[Excerpts from a layout annotation set]
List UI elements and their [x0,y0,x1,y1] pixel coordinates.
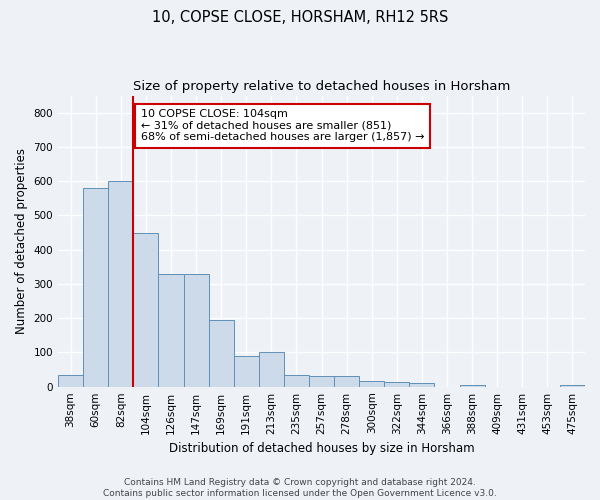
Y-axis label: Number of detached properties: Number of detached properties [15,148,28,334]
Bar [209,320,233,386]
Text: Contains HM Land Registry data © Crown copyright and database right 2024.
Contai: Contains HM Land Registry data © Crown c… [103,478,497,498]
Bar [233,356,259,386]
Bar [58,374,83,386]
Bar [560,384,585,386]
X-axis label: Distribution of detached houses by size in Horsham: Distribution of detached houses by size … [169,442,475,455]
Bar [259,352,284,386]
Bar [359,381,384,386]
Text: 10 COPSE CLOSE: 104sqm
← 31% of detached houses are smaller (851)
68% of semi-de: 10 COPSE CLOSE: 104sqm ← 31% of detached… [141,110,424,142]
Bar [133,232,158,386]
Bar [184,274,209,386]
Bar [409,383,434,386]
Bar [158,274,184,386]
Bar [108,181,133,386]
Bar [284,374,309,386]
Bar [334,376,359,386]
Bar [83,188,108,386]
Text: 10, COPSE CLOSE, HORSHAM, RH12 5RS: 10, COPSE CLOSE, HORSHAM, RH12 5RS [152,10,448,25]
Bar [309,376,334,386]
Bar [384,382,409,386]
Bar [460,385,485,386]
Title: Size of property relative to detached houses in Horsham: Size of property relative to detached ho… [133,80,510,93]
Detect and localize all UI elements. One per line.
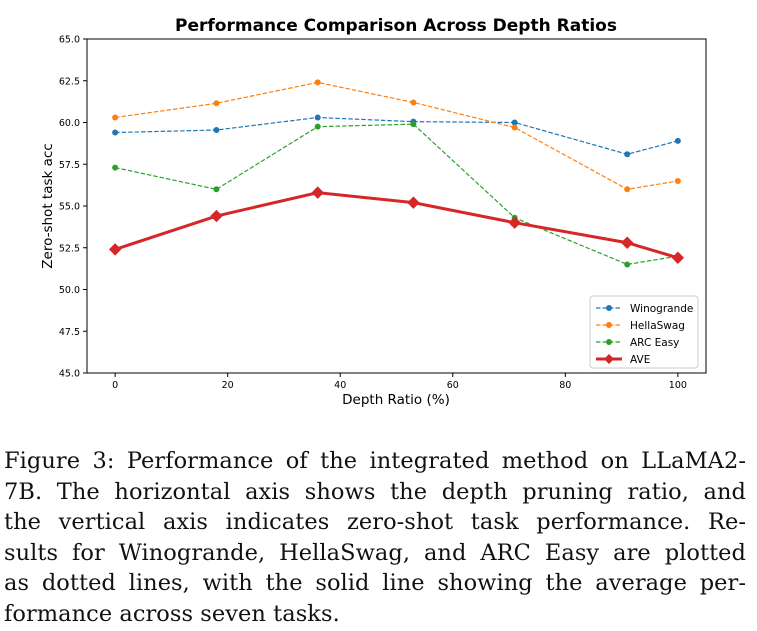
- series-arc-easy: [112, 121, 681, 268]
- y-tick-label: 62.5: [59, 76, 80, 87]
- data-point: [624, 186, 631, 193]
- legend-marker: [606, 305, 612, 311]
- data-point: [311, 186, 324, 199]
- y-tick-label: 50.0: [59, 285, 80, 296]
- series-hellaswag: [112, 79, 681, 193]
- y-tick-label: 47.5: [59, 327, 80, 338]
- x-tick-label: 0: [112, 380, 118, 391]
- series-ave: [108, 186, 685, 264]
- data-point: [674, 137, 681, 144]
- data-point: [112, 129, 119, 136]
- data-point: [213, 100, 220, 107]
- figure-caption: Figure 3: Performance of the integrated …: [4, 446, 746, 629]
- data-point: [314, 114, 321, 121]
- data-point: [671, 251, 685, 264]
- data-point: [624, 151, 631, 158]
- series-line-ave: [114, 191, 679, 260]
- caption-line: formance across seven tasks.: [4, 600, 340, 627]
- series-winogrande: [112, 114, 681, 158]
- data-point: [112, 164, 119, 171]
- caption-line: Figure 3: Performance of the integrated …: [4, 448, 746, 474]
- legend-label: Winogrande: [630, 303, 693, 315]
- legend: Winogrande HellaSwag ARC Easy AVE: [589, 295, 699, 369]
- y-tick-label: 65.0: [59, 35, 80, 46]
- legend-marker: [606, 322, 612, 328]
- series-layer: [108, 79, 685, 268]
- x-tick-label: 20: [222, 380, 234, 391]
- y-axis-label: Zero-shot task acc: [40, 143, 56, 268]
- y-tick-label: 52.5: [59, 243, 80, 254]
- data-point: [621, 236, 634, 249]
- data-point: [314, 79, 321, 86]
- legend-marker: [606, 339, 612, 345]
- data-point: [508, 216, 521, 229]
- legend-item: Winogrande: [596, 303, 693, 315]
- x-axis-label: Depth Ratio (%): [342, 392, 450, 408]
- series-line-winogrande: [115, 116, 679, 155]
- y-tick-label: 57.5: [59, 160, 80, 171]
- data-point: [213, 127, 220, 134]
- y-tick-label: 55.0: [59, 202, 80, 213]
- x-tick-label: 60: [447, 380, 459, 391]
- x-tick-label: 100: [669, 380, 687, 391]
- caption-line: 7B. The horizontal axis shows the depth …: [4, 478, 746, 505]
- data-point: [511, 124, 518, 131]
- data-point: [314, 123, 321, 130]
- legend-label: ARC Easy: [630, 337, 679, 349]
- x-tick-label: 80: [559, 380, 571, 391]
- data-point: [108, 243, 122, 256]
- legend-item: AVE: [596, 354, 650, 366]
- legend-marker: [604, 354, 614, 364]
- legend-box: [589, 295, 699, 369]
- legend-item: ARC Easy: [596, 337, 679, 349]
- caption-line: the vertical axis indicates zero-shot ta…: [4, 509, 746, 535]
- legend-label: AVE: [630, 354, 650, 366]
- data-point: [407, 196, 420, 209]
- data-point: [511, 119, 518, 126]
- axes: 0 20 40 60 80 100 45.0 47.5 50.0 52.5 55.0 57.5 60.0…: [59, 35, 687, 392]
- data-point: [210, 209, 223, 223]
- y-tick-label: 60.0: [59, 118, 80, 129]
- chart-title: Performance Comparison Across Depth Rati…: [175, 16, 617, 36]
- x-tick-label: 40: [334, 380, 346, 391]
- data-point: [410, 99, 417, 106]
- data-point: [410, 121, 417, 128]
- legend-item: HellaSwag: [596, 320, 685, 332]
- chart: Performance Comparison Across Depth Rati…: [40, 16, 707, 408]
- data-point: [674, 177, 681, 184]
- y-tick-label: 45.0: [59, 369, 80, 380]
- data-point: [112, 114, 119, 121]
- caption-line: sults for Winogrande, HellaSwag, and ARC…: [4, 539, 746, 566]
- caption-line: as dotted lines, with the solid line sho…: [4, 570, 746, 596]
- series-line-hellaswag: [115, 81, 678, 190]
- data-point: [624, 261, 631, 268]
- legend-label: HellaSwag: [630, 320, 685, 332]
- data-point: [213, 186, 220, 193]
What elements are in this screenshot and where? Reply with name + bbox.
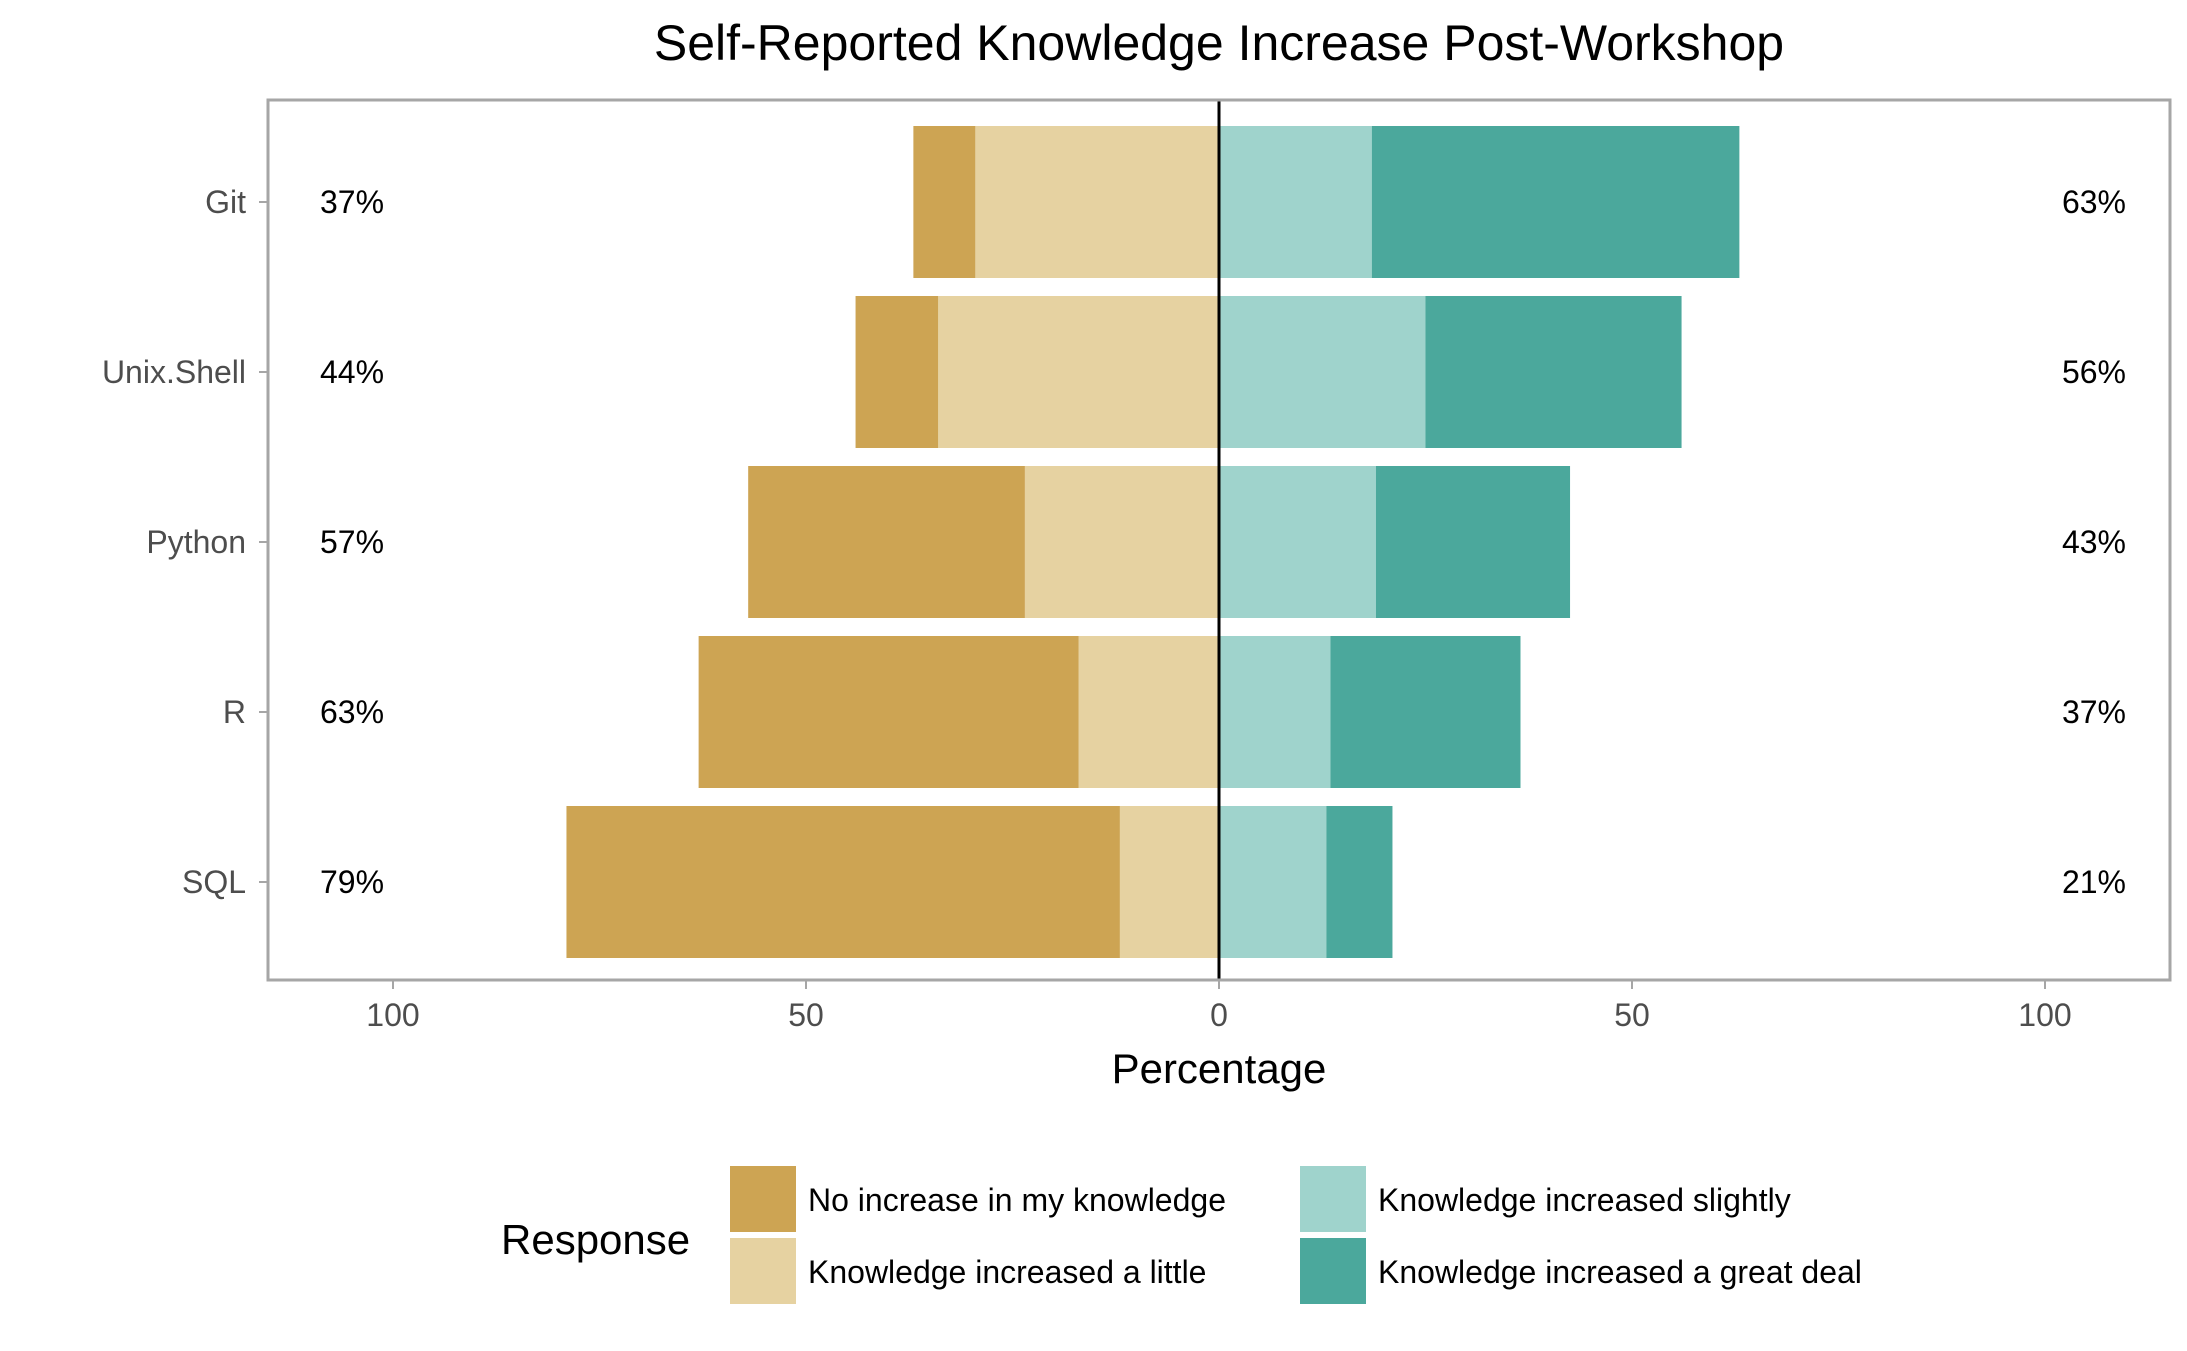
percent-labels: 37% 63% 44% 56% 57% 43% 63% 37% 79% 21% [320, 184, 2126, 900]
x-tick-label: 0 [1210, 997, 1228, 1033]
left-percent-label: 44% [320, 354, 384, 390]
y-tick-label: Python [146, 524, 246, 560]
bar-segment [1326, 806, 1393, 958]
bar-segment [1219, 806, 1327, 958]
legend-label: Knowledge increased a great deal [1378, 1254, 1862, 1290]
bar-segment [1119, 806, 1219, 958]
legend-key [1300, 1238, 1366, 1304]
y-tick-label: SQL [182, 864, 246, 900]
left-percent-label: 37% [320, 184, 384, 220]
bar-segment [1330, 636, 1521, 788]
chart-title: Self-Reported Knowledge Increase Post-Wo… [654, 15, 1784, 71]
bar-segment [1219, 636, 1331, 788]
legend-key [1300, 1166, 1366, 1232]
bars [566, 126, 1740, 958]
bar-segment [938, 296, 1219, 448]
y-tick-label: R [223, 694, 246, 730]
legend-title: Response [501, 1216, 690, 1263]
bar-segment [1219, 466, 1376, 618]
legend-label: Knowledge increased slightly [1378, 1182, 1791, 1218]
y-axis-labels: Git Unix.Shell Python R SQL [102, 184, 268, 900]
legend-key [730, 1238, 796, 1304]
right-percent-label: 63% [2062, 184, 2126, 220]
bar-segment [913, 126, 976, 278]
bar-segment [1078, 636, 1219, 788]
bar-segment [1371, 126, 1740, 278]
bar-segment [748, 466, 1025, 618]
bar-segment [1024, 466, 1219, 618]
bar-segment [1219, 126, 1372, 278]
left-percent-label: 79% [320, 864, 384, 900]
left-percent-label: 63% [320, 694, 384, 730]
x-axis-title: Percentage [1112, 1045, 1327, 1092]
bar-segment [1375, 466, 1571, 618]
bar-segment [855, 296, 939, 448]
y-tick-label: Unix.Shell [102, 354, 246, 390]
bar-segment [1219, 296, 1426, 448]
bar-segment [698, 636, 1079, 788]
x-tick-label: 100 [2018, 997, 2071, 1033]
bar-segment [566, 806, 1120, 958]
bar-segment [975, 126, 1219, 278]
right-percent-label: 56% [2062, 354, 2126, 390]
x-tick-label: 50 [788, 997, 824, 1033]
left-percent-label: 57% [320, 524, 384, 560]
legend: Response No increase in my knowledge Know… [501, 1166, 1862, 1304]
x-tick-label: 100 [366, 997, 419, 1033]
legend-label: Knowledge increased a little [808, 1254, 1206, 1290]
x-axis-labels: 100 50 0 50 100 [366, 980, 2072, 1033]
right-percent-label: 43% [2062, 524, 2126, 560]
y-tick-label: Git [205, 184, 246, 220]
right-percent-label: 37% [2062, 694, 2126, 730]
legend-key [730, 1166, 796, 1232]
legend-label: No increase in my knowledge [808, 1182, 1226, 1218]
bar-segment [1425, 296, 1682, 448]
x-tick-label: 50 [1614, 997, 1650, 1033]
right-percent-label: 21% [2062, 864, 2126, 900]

◆ **What the task asks**
Please transcribe the records, starting at the line containing "percent-labels: 37% 63%" and stopping after the line containing "y-tick-label: SQL [182, 864, 246, 900]".

◆ **Task answer**
percent-labels: 37% 63% 44% 56% 57% 43% 63% 37% 79% 21% [320, 184, 2126, 900]
x-tick-label: 0 [1210, 997, 1228, 1033]
left-percent-label: 44% [320, 354, 384, 390]
y-tick-label: Python [146, 524, 246, 560]
bar-segment [1326, 806, 1393, 958]
bar-segment [1219, 806, 1327, 958]
legend-label: Knowledge increased a great deal [1378, 1254, 1862, 1290]
bar-segment [1119, 806, 1219, 958]
legend-key [1300, 1238, 1366, 1304]
y-tick-label: SQL [182, 864, 246, 900]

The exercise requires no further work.